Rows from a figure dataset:
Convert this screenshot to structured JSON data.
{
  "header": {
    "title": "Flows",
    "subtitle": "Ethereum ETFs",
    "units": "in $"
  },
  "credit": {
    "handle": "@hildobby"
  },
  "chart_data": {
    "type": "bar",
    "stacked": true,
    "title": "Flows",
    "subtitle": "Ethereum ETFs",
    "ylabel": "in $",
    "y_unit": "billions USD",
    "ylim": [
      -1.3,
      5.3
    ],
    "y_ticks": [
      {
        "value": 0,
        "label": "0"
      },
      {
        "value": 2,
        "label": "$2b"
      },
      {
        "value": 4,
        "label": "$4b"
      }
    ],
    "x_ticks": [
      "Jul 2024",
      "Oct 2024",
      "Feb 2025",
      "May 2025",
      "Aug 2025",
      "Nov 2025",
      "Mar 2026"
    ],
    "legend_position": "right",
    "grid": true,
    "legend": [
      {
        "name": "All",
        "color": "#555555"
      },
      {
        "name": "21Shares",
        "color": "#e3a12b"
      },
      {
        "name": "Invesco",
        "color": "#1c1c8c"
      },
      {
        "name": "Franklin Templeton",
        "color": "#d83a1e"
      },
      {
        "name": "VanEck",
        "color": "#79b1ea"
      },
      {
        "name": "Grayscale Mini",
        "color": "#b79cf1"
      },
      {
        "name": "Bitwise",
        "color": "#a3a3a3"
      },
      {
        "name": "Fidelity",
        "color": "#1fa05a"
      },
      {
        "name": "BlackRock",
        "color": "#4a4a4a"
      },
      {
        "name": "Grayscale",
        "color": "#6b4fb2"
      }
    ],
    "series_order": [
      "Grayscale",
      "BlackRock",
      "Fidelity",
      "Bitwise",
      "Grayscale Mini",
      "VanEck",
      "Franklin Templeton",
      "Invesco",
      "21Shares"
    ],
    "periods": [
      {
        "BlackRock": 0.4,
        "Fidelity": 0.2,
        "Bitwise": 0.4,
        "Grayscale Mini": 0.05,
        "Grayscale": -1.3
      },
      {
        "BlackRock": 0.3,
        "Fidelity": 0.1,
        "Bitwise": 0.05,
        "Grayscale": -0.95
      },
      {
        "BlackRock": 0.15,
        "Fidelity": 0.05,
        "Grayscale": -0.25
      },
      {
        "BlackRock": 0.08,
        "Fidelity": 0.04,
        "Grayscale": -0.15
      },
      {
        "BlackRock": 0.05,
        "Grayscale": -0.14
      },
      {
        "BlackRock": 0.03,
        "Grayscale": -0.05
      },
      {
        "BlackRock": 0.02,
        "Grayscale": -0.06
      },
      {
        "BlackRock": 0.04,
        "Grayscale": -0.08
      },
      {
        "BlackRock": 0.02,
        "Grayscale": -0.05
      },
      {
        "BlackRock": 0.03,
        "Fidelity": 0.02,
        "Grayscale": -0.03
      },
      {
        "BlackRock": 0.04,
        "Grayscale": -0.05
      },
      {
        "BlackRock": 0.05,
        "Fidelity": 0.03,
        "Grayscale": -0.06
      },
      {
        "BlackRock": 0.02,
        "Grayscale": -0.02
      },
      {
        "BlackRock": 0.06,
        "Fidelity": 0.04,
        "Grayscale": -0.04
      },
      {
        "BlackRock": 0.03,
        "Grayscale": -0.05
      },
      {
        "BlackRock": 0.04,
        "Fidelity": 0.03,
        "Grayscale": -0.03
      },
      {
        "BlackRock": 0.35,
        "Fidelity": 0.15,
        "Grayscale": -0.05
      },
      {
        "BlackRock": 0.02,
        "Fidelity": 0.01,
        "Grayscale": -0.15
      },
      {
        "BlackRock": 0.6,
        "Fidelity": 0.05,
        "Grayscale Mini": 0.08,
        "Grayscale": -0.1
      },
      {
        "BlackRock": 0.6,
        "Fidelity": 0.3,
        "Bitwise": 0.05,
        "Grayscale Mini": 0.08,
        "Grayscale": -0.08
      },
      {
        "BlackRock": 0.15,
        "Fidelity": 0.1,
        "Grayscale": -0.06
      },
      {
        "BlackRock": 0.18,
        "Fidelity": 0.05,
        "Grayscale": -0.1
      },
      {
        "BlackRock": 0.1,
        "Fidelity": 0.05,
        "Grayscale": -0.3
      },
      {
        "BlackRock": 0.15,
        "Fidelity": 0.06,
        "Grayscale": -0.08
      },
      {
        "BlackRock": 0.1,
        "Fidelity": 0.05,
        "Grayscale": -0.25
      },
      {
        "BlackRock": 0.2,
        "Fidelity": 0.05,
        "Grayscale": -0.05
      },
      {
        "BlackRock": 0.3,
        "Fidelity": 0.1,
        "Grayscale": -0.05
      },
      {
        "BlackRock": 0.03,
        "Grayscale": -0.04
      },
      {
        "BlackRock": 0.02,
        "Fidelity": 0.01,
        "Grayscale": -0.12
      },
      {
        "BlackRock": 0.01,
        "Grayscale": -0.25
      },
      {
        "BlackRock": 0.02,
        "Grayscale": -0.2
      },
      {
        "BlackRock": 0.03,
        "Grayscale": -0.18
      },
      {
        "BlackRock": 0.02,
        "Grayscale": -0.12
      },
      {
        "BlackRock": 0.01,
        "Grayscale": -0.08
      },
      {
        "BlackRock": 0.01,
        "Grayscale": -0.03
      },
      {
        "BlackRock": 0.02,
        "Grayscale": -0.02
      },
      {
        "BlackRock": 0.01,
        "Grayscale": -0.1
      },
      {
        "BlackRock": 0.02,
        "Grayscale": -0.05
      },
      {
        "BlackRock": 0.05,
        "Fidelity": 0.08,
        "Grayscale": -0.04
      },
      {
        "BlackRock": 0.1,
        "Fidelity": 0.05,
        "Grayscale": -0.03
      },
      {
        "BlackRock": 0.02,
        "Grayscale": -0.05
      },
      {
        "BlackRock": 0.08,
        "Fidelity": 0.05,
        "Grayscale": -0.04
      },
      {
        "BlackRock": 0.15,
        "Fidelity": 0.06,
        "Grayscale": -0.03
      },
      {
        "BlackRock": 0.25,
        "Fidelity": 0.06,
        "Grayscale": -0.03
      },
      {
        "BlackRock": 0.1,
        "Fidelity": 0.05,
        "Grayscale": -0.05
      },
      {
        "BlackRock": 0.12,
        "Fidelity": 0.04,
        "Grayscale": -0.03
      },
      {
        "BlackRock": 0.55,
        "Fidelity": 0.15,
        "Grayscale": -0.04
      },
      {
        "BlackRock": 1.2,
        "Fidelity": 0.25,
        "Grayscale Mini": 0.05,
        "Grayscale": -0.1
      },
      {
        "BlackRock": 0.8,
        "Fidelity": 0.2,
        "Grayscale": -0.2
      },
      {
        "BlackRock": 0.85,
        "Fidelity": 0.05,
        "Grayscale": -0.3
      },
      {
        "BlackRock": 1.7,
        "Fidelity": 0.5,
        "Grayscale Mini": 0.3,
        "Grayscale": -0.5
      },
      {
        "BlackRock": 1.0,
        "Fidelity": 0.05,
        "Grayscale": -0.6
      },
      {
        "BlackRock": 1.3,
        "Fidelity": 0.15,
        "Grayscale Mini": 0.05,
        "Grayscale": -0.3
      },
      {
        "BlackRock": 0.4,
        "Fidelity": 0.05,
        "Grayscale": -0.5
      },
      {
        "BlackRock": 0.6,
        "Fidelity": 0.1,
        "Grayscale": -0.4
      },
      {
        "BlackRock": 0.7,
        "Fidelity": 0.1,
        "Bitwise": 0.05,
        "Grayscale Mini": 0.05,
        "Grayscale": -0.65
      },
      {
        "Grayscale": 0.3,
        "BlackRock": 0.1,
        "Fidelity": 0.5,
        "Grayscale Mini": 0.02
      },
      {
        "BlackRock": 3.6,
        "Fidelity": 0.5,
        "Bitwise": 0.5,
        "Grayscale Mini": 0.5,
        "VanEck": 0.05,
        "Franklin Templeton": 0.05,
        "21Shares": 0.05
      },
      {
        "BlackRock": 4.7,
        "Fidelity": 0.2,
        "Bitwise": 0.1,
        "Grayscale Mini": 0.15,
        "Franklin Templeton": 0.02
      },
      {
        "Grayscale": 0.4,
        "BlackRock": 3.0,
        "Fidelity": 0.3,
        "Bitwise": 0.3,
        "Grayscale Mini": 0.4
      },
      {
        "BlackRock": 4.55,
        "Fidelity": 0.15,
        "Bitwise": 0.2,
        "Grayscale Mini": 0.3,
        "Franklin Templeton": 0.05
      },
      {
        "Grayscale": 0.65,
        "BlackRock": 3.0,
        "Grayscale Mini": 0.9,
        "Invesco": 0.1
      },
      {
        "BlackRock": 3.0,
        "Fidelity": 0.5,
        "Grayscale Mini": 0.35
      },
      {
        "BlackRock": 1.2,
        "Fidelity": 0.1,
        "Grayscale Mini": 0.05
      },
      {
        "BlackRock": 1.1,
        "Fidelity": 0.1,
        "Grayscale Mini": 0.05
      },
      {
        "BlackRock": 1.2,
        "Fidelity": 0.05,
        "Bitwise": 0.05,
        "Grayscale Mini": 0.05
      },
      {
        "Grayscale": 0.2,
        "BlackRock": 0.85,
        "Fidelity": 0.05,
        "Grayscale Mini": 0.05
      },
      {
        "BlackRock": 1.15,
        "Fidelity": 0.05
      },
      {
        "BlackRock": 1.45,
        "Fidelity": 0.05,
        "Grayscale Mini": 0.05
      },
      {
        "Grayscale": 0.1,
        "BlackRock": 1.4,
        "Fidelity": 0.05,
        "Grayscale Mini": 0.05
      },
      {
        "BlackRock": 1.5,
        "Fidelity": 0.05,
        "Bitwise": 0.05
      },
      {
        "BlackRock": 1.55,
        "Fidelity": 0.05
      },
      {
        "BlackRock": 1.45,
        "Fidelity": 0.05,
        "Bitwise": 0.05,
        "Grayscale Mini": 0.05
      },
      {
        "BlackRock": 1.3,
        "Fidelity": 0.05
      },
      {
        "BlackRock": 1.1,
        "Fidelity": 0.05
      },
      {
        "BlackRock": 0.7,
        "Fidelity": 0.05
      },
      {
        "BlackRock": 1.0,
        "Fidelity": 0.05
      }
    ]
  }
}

**What you have to do**
List every line from the entries above in which "name" appears.

**Written answer**
        "name": "All",
        "name": "21Shares",
        "name": "Invesco",
        "name": "Franklin Templeton",
        "name": "VanEck",
        "name": "Grayscale Mini",
        "name": "Bitwise",
        "name": "Fidelity",
        "name": "BlackRock",
        "name": "Grayscale",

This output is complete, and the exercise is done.